What the exercise asks: Scan the data below and pick out the lines containing the word "anglash".

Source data

-*-

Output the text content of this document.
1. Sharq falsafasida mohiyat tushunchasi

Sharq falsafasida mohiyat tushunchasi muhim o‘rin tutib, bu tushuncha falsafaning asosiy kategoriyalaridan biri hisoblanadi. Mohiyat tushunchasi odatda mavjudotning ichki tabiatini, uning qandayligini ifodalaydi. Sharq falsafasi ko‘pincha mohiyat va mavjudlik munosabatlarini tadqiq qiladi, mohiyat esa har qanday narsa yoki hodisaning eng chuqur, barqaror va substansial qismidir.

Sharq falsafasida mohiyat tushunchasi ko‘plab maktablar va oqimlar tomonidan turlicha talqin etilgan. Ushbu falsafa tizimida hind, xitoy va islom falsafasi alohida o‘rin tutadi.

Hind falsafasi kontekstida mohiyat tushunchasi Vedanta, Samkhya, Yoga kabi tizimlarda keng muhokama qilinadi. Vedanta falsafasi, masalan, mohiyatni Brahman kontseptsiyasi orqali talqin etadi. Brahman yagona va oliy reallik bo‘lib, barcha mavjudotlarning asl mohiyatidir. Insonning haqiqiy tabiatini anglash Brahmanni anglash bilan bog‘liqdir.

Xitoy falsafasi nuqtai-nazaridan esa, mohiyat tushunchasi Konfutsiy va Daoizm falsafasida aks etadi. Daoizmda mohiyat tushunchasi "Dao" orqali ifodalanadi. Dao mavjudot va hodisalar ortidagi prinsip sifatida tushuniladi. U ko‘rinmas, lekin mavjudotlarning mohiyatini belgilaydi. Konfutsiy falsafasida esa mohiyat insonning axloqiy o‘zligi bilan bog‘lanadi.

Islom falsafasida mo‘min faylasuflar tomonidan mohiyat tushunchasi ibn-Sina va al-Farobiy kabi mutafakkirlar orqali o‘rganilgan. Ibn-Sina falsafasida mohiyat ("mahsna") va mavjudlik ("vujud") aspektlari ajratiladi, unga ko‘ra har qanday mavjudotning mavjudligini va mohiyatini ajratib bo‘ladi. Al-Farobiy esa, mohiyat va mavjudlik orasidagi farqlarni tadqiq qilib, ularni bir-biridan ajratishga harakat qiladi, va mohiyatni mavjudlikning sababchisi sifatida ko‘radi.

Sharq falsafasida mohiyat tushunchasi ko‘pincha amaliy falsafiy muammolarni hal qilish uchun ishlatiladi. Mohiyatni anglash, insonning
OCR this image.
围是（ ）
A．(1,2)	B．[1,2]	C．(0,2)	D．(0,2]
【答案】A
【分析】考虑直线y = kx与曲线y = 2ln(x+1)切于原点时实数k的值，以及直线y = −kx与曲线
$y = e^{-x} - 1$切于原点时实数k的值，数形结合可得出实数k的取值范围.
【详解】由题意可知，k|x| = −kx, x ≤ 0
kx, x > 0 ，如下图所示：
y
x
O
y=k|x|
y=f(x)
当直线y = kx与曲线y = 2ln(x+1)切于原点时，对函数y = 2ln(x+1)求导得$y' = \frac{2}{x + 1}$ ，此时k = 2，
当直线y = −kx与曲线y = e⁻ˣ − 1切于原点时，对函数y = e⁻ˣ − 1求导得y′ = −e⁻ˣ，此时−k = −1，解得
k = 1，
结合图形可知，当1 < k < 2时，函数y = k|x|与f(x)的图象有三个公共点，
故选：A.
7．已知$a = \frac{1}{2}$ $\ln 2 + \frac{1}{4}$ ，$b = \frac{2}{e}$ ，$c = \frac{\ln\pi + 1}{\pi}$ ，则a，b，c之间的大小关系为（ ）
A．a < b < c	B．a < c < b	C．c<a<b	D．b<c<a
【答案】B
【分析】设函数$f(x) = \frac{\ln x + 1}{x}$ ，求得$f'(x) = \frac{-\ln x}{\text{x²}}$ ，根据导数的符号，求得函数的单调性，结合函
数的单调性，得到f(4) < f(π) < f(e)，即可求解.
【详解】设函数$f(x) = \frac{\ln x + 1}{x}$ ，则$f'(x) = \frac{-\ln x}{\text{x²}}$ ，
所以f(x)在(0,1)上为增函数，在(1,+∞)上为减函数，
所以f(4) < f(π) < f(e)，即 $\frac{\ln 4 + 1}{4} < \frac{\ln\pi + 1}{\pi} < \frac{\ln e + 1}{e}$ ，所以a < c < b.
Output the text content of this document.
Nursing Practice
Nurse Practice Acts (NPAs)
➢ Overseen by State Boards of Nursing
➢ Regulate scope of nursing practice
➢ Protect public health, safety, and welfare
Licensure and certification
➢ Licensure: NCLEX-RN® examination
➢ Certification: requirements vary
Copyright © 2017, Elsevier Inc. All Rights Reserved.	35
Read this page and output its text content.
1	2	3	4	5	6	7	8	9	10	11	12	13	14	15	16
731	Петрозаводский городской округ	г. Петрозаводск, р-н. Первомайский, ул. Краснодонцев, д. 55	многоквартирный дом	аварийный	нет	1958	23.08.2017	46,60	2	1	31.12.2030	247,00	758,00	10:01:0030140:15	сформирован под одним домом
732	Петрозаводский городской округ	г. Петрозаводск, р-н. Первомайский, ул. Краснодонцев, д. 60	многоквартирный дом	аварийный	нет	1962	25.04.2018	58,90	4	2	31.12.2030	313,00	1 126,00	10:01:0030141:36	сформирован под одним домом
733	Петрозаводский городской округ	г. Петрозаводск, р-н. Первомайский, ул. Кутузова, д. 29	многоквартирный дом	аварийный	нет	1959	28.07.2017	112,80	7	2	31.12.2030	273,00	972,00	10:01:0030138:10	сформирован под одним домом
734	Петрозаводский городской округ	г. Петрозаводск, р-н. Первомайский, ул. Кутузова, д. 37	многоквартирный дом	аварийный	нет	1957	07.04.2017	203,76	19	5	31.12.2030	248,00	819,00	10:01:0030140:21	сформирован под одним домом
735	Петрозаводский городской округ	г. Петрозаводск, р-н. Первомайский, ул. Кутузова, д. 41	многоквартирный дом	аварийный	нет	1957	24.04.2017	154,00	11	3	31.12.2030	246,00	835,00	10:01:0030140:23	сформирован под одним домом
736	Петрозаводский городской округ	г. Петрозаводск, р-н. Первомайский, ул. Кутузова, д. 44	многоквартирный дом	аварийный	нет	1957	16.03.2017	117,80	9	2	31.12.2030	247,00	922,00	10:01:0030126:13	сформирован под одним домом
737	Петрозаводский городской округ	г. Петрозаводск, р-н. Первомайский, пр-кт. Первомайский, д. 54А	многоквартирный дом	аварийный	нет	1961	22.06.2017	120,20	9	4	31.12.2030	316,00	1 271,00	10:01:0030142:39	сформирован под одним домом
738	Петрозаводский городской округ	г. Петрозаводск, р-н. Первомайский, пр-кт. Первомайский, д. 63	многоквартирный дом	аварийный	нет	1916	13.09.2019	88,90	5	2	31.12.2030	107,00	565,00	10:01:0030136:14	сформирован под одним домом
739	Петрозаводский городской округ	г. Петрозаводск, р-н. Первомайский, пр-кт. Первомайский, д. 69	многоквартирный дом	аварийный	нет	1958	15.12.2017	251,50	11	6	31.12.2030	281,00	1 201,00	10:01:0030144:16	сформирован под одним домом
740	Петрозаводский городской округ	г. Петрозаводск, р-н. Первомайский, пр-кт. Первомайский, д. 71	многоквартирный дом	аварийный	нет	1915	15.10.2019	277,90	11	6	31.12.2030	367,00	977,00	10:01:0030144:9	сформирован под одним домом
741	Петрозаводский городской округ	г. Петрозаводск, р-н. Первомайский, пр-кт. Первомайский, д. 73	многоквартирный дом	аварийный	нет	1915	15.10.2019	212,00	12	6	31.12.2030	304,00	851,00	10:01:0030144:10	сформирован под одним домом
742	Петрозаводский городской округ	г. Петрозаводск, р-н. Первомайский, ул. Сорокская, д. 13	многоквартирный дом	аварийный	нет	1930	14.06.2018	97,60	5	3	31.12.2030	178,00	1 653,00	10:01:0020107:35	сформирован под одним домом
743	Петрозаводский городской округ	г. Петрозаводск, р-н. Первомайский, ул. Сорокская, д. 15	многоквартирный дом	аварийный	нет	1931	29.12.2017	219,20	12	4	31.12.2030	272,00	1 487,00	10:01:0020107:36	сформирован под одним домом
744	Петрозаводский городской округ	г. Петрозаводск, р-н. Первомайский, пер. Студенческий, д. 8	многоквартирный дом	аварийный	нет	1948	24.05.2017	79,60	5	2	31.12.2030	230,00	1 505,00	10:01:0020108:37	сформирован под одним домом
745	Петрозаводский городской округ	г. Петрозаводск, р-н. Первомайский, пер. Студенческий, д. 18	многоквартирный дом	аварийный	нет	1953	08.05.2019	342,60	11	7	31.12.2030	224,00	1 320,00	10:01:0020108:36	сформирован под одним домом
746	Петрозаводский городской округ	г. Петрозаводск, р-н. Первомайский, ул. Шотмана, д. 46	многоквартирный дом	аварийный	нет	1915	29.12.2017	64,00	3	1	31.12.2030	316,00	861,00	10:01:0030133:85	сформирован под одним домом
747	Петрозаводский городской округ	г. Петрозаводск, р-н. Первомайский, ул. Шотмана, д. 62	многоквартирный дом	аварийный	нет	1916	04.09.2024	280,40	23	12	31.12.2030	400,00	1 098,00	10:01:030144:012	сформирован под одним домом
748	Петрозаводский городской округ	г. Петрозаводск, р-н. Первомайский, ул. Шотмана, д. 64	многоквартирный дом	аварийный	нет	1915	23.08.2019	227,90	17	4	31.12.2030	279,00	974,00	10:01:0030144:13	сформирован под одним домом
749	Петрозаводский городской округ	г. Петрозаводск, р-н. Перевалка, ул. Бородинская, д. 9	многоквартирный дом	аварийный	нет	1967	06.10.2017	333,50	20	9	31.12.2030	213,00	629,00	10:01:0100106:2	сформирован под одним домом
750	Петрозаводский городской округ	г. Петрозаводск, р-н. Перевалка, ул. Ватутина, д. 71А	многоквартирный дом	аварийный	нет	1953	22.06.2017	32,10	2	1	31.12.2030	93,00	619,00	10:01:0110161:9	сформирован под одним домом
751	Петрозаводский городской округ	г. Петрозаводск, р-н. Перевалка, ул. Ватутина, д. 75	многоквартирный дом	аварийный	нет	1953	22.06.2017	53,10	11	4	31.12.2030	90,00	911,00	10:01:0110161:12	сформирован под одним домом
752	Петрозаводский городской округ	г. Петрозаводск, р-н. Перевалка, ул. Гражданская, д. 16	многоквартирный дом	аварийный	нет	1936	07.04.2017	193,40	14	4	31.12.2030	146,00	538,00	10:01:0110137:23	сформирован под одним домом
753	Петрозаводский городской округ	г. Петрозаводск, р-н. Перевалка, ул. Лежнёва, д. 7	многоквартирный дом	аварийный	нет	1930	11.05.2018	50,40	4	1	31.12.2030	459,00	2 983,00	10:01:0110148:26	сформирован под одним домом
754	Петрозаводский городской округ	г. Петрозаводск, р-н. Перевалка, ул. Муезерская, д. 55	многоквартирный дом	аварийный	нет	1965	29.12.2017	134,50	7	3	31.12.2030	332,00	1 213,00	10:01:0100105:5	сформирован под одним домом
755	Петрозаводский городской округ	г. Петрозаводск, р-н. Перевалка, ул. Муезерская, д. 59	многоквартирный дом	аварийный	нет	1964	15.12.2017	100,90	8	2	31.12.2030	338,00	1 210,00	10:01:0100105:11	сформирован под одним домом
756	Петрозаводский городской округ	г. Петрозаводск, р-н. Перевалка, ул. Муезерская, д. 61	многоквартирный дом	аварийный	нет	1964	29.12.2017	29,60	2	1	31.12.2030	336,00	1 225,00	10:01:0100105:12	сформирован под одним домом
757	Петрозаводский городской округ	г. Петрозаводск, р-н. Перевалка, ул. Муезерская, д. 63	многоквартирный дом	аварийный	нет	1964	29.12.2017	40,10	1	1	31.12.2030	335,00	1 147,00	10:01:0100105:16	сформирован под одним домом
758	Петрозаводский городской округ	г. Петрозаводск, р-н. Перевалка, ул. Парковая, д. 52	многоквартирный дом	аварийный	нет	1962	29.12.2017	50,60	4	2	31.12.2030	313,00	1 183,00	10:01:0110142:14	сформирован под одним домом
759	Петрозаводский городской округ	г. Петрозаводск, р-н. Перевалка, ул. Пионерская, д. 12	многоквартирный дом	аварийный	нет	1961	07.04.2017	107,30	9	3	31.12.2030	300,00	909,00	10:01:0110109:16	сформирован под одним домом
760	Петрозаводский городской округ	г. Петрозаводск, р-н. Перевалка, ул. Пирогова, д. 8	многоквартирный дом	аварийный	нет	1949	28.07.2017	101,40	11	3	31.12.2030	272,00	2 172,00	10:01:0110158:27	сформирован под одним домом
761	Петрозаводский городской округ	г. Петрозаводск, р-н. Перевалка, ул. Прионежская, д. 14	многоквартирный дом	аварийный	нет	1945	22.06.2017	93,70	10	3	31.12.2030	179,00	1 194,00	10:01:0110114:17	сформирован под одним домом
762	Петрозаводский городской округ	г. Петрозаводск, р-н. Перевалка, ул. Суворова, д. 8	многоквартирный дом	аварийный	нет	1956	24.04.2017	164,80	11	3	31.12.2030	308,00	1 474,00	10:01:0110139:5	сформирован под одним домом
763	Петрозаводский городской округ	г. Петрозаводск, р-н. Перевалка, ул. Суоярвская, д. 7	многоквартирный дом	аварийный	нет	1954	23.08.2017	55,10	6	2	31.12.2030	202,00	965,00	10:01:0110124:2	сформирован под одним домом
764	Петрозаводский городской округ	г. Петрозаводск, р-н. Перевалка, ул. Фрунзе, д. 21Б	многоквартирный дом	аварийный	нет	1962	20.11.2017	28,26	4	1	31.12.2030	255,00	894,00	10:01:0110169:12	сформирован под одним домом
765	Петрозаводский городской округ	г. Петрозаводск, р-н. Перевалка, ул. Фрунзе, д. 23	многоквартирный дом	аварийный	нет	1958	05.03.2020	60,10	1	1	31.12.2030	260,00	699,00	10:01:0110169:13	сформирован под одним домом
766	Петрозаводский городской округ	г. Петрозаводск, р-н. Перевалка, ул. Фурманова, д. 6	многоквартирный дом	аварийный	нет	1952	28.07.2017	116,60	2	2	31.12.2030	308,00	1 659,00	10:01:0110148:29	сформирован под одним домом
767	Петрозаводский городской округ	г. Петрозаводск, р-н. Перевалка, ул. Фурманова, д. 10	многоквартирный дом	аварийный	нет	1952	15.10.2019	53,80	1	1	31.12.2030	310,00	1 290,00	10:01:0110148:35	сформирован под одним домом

-*-

Task output:
Hind falsafasi kontekstida mohiyat tushunchasi Vedanta, Samkhya, Yoga kabi tizimlarda keng muhokama qilinadi. Vedanta falsafasi, masalan, mohiyatni Brahman kontseptsiyasi orqali talqin etadi. Brahman yagona va oliy reallik bo‘lib, barcha mavjudotlarning asl mohiyatidir. Insonning haqiqiy tabiatini anglash Brahmanni anglash bilan bog‘liqdir.
Sharq falsafasida mohiyat tushunchasi ko‘pincha amaliy falsafiy muammolarni hal qilish uchun ishlatiladi. Mohiyatni anglash, insonning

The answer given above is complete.